◆ What is asked ◆
Extract each line bearing the word "arcsec".
## Start Provided data
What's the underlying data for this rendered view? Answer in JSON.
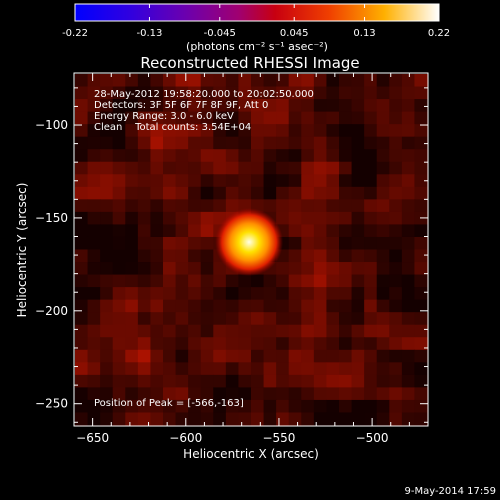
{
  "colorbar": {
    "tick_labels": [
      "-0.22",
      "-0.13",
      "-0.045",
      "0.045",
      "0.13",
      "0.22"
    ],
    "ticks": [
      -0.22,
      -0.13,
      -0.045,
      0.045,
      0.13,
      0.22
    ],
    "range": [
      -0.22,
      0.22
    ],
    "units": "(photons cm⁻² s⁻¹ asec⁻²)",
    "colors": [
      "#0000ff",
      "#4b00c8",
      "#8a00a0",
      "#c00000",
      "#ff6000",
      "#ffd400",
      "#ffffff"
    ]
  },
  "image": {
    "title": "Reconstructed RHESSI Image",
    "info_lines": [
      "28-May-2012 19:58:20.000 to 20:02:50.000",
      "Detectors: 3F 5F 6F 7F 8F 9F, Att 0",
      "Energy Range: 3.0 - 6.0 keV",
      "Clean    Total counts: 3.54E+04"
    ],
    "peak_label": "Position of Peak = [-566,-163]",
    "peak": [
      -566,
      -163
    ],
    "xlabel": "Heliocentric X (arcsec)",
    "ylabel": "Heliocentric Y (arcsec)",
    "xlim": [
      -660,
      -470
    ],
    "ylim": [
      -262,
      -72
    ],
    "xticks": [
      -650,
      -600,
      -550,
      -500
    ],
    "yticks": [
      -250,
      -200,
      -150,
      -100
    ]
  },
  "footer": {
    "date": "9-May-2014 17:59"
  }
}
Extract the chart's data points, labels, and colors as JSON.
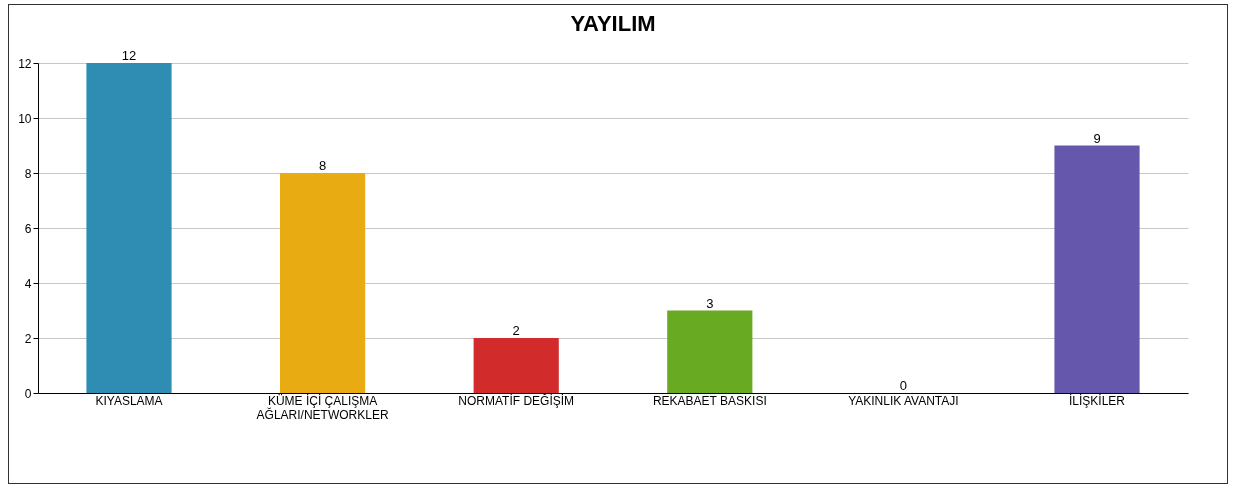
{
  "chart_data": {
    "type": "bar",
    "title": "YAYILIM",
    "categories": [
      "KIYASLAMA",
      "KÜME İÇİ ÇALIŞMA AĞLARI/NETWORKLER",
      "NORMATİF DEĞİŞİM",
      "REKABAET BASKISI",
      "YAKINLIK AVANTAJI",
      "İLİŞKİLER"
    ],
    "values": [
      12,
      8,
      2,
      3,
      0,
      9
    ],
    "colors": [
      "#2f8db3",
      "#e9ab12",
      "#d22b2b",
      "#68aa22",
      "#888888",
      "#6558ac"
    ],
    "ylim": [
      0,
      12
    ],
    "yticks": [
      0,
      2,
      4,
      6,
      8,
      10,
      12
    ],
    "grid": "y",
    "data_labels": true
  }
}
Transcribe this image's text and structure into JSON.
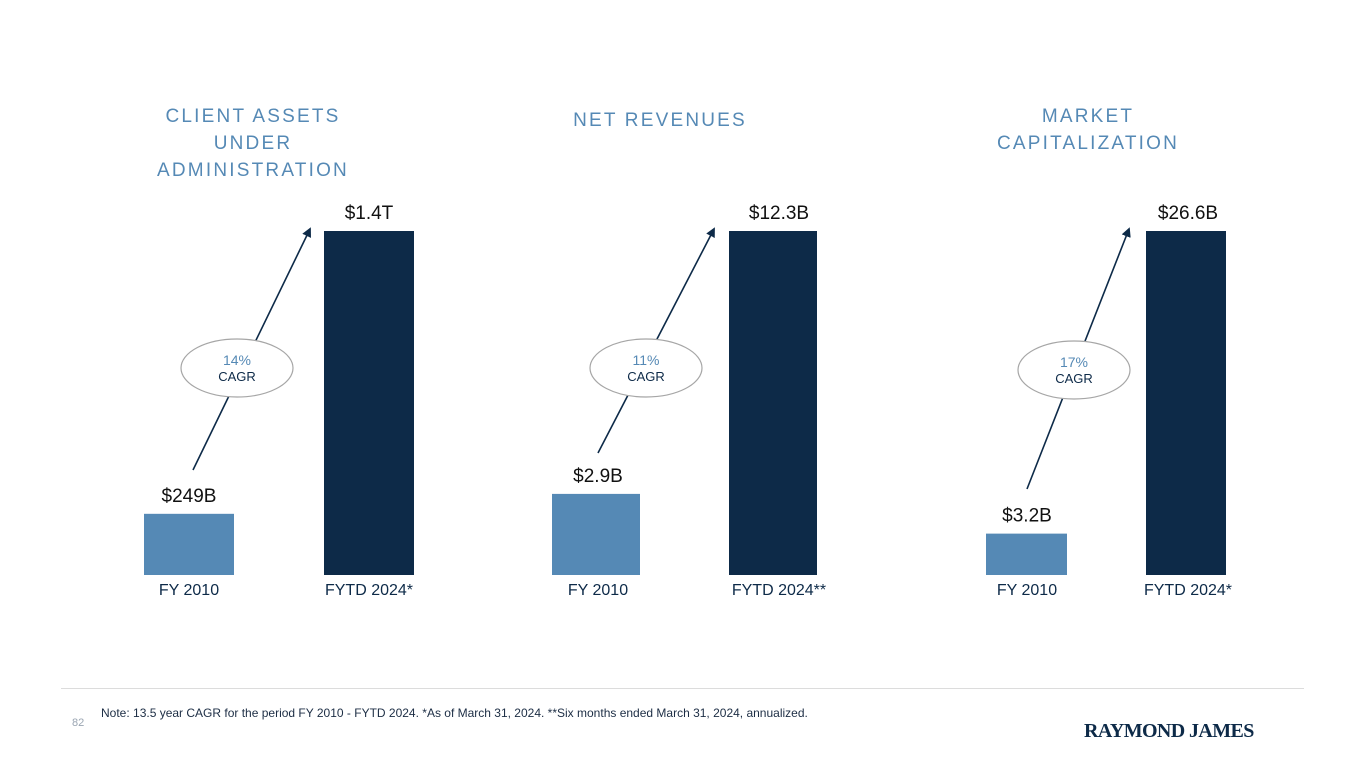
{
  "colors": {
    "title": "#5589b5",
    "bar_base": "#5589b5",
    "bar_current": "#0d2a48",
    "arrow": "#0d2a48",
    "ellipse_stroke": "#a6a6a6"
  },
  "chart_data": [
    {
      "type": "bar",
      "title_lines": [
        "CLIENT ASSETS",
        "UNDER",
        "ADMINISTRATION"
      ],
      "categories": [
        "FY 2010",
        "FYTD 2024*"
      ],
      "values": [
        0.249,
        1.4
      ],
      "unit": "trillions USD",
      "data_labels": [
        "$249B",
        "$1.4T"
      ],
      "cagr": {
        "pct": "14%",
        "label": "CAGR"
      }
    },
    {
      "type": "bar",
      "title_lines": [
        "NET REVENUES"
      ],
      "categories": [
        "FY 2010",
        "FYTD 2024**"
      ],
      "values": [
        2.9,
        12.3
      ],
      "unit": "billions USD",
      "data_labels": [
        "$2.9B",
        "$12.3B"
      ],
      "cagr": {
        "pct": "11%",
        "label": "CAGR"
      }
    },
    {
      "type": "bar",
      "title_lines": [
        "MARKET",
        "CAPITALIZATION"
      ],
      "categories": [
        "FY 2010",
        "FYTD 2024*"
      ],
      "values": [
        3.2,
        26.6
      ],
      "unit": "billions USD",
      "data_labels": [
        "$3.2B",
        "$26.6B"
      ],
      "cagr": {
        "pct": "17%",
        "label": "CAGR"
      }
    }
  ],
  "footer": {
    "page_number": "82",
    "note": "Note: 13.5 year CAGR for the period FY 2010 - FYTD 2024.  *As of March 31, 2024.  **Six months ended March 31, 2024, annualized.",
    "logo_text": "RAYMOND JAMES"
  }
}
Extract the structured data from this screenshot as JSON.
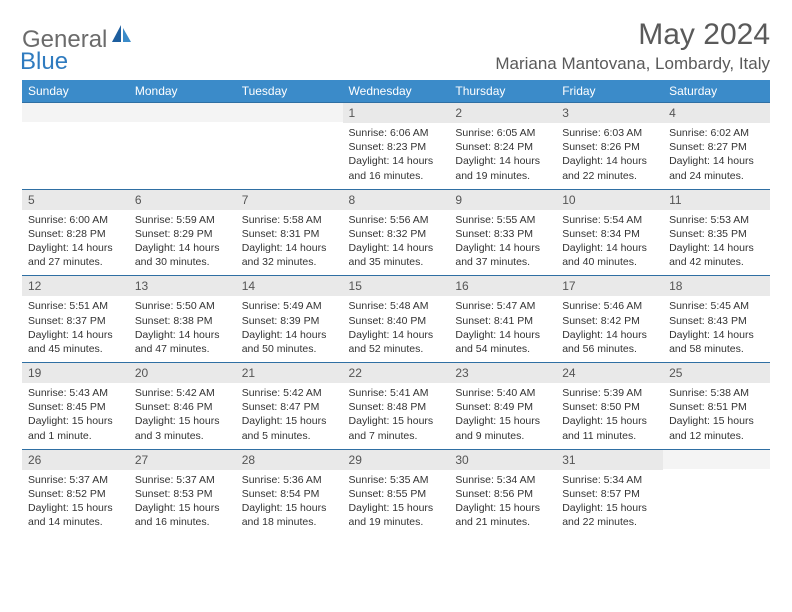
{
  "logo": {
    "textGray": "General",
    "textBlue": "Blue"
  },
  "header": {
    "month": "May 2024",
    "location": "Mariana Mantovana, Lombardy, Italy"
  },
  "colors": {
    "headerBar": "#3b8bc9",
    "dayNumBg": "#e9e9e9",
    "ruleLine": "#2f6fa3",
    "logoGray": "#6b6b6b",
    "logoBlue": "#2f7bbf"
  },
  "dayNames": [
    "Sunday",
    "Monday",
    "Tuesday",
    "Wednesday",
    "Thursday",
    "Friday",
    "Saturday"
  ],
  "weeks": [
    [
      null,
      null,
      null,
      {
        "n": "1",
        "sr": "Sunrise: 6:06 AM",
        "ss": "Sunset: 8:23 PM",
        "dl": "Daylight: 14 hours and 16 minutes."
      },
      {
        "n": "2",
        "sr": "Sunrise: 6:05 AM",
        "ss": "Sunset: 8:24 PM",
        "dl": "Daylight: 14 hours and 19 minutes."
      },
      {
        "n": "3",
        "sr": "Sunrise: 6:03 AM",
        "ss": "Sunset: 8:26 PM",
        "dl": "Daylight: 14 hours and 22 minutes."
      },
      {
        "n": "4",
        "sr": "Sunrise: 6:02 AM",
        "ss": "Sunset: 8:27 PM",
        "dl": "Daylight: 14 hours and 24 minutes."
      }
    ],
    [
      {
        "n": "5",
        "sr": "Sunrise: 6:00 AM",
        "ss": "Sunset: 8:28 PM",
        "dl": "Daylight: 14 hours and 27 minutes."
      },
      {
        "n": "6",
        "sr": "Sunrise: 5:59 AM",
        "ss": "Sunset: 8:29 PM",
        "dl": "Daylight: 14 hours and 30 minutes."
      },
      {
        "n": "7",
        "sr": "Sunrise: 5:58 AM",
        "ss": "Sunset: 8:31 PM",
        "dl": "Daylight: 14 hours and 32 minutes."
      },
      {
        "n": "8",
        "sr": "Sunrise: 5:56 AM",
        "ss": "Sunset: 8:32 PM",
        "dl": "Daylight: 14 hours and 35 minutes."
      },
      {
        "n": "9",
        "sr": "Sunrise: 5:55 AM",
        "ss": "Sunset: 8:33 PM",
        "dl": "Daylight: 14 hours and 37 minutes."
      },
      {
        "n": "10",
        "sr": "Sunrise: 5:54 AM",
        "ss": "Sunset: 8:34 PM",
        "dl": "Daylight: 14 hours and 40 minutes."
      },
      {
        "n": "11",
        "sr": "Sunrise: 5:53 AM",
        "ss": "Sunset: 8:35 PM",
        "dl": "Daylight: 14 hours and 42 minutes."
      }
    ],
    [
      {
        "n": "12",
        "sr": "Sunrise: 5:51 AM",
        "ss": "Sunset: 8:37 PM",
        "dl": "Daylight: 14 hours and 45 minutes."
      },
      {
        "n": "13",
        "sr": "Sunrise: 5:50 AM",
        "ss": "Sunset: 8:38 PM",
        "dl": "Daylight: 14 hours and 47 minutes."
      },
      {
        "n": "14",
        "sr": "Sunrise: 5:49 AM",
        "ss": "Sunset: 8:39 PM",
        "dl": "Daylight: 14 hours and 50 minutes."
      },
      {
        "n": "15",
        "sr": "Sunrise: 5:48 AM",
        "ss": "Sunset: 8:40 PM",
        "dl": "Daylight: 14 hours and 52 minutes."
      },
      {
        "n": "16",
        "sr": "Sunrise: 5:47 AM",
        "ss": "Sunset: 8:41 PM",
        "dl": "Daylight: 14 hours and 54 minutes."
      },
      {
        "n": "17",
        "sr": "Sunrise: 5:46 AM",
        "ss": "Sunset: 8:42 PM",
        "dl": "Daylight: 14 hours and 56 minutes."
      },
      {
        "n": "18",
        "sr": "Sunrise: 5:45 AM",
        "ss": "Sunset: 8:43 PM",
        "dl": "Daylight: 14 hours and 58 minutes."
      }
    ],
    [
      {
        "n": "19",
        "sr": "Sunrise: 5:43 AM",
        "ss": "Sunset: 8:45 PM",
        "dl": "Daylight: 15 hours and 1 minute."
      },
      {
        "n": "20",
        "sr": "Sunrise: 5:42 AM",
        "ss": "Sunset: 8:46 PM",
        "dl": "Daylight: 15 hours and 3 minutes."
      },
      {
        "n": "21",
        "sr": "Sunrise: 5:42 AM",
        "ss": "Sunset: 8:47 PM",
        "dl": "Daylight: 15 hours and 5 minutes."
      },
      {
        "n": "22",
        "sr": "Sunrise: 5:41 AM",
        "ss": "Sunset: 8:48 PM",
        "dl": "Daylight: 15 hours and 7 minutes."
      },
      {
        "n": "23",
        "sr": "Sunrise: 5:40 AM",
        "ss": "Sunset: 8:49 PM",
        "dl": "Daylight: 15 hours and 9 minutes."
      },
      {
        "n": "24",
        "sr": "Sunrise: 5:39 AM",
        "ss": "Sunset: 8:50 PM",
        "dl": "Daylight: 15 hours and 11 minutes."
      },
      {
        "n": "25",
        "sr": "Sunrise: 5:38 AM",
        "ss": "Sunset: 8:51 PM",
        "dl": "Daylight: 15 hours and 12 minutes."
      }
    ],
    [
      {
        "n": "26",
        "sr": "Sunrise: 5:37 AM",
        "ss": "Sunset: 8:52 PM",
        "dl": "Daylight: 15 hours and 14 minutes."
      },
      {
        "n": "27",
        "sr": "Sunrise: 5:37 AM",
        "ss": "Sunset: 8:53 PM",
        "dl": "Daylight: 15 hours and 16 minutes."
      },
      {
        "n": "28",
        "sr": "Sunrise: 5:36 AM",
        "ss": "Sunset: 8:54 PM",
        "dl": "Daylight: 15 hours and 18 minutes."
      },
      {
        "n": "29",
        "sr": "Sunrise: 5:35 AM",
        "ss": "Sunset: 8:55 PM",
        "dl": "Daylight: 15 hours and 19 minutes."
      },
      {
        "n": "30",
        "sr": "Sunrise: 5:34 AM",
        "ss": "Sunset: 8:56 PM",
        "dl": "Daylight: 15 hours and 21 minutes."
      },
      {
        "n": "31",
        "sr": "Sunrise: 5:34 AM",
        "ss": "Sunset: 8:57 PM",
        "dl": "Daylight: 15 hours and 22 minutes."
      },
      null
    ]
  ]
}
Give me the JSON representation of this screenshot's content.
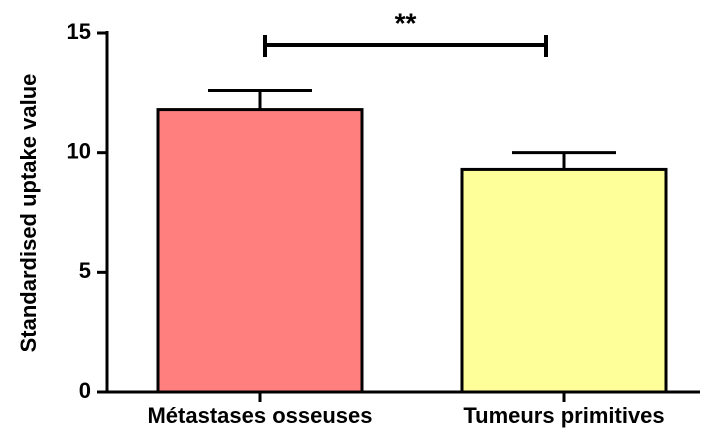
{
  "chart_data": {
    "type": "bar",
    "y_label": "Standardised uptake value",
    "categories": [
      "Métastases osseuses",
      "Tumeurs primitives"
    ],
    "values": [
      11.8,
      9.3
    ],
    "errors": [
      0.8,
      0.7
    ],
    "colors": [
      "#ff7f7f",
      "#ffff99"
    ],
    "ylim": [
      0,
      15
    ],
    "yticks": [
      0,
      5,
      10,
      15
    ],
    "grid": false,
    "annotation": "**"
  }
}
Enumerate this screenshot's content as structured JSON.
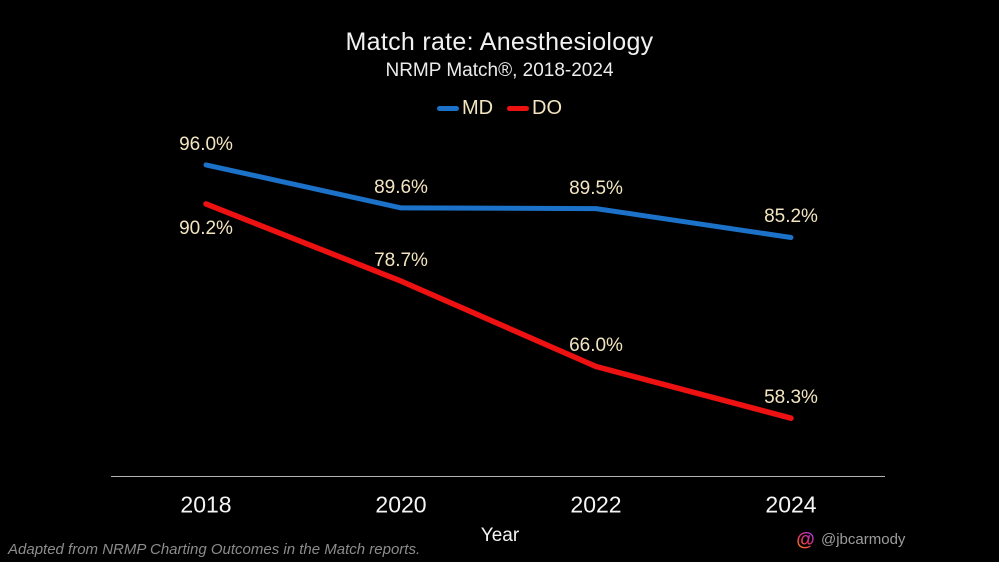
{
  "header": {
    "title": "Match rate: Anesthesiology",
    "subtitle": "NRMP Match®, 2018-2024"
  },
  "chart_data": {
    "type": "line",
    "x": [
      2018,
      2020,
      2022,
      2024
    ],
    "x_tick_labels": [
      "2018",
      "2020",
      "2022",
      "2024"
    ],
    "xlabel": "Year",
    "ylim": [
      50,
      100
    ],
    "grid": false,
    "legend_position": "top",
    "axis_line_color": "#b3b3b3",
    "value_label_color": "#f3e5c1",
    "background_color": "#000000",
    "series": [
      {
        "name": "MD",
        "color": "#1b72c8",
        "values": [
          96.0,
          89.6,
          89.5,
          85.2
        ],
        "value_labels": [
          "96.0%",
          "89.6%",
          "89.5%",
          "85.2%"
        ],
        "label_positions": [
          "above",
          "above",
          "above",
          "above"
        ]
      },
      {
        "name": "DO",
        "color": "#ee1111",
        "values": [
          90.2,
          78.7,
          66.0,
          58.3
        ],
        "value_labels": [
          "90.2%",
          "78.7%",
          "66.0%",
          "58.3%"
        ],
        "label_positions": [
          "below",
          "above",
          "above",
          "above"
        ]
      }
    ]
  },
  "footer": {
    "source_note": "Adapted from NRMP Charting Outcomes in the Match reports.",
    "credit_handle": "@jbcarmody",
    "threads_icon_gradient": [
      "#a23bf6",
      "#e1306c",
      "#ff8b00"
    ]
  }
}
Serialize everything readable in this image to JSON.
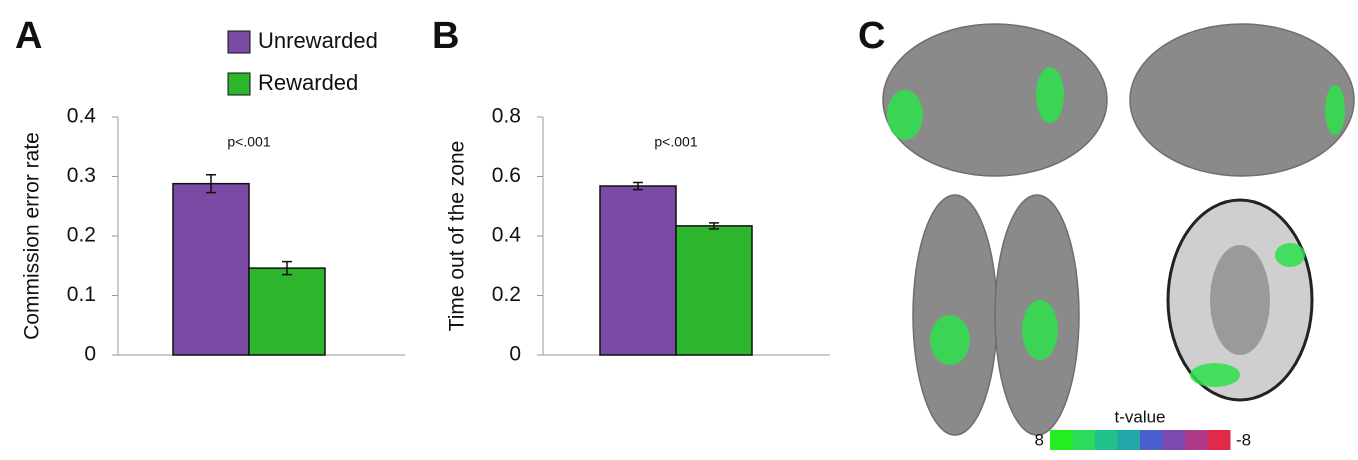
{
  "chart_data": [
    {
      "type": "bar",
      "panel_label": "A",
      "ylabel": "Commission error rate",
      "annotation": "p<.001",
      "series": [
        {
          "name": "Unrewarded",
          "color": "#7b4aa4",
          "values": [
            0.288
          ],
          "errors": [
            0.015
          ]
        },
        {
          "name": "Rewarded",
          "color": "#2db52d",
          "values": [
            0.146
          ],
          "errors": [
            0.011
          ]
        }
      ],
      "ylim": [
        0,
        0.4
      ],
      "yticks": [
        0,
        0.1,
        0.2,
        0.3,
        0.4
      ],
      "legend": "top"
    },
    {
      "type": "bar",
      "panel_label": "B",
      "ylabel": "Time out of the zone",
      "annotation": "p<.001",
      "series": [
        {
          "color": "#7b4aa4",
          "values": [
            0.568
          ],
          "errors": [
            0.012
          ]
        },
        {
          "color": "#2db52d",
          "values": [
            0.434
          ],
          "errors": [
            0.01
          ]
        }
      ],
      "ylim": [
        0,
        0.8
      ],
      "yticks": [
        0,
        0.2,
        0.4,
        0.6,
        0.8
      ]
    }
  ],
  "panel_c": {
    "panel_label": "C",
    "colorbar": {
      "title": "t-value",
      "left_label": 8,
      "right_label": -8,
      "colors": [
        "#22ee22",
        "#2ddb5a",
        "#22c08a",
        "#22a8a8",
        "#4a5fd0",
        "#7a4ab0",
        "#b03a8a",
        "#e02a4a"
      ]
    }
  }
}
## End Provided data
◆ Finished answer ◆
    "xlabel": "Heliocentric X (arcsec)",
    "ylabel": "Heliocentric Y (arcsec)",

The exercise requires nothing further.